Retype all of the data. Every line must match exactly.

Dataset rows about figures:

>> start

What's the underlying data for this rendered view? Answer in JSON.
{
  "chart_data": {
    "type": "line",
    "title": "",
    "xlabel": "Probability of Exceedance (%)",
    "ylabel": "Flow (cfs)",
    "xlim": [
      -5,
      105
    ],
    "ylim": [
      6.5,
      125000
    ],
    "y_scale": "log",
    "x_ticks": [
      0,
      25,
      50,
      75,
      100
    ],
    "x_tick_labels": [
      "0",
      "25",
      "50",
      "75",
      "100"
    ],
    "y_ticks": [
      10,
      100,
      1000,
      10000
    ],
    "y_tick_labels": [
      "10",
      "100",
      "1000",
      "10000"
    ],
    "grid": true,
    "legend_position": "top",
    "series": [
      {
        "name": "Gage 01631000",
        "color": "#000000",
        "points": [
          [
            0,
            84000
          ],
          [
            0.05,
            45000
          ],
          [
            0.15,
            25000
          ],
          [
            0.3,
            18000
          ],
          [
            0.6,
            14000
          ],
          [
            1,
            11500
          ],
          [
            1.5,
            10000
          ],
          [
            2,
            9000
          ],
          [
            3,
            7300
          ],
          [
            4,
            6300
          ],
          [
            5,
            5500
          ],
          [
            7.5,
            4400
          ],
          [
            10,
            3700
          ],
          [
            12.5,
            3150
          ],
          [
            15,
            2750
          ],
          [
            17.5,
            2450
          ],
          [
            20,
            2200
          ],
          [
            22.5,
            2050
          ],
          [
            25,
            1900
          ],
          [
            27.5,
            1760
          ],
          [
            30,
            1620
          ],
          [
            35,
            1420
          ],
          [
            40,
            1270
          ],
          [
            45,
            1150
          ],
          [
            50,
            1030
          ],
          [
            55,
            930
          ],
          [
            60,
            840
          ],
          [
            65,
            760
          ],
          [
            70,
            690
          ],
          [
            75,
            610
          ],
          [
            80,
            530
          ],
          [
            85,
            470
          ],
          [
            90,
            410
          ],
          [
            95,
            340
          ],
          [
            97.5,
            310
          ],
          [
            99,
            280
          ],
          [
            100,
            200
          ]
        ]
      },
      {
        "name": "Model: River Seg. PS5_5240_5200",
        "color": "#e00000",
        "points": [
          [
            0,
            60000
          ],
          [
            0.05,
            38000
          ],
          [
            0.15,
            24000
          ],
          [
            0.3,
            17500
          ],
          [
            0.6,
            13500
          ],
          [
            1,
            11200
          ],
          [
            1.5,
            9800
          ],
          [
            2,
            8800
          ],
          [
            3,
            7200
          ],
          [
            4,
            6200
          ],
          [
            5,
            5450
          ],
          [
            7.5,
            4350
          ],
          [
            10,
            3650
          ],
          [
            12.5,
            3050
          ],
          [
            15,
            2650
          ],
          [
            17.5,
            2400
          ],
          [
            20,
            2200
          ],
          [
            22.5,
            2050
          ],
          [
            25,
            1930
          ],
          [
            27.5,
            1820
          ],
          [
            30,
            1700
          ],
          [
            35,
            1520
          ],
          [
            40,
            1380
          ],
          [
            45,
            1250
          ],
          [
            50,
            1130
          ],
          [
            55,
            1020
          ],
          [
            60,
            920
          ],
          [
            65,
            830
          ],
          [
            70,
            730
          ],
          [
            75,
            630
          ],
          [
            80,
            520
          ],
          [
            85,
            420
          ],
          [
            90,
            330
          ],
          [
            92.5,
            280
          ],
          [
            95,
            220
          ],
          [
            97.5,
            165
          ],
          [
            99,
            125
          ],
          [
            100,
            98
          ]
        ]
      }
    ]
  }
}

>> end

# [Worked solution]
What's the underlying data for this rendered view? Answer in JSON.
{
  "chart_data": {
    "type": "line",
    "title": "",
    "xlabel": "Probability of Exceedance (%)",
    "ylabel": "Flow (cfs)",
    "xlim": [
      -5,
      105
    ],
    "ylim": [
      6.5,
      125000
    ],
    "y_scale": "log",
    "x_ticks": [
      0,
      25,
      50,
      75,
      100
    ],
    "x_tick_labels": [
      "0",
      "25",
      "50",
      "75",
      "100"
    ],
    "y_ticks": [
      10,
      100,
      1000,
      10000
    ],
    "y_tick_labels": [
      "10",
      "100",
      "1000",
      "10000"
    ],
    "grid": true,
    "legend_position": "top",
    "series": [
      {
        "name": "Gage 01631000",
        "color": "#000000",
        "points": [
          [
            0,
            84000
          ],
          [
            0.05,
            45000
          ],
          [
            0.15,
            25000
          ],
          [
            0.3,
            18000
          ],
          [
            0.6,
            14000
          ],
          [
            1,
            11500
          ],
          [
            1.5,
            10000
          ],
          [
            2,
            9000
          ],
          [
            3,
            7300
          ],
          [
            4,
            6300
          ],
          [
            5,
            5500
          ],
          [
            7.5,
            4400
          ],
          [
            10,
            3700
          ],
          [
            12.5,
            3150
          ],
          [
            15,
            2750
          ],
          [
            17.5,
            2450
          ],
          [
            20,
            2200
          ],
          [
            22.5,
            2050
          ],
          [
            25,
            1900
          ],
          [
            27.5,
            1760
          ],
          [
            30,
            1620
          ],
          [
            35,
            1420
          ],
          [
            40,
            1270
          ],
          [
            45,
            1150
          ],
          [
            50,
            1030
          ],
          [
            55,
            930
          ],
          [
            60,
            840
          ],
          [
            65,
            760
          ],
          [
            70,
            690
          ],
          [
            75,
            610
          ],
          [
            80,
            530
          ],
          [
            85,
            470
          ],
          [
            90,
            410
          ],
          [
            95,
            340
          ],
          [
            97.5,
            310
          ],
          [
            99,
            280
          ],
          [
            100,
            200
          ]
        ]
      },
      {
        "name": "Model: River Seg. PS5_5240_5200",
        "color": "#e00000",
        "points": [
          [
            0,
            60000
          ],
          [
            0.05,
            38000
          ],
          [
            0.15,
            24000
          ],
          [
            0.3,
            17500
          ],
          [
            0.6,
            13500
          ],
          [
            1,
            11200
          ],
          [
            1.5,
            9800
          ],
          [
            2,
            8800
          ],
          [
            3,
            7200
          ],
          [
            4,
            6200
          ],
          [
            5,
            5450
          ],
          [
            7.5,
            4350
          ],
          [
            10,
            3650
          ],
          [
            12.5,
            3050
          ],
          [
            15,
            2650
          ],
          [
            17.5,
            2400
          ],
          [
            20,
            2200
          ],
          [
            22.5,
            2050
          ],
          [
            25,
            1930
          ],
          [
            27.5,
            1820
          ],
          [
            30,
            1700
          ],
          [
            35,
            1520
          ],
          [
            40,
            1380
          ],
          [
            45,
            1250
          ],
          [
            50,
            1130
          ],
          [
            55,
            1020
          ],
          [
            60,
            920
          ],
          [
            65,
            830
          ],
          [
            70,
            730
          ],
          [
            75,
            630
          ],
          [
            80,
            520
          ],
          [
            85,
            420
          ],
          [
            90,
            330
          ],
          [
            92.5,
            280
          ],
          [
            95,
            220
          ],
          [
            97.5,
            165
          ],
          [
            99,
            125
          ],
          [
            100,
            98
          ]
        ]
      }
    ]
  }
}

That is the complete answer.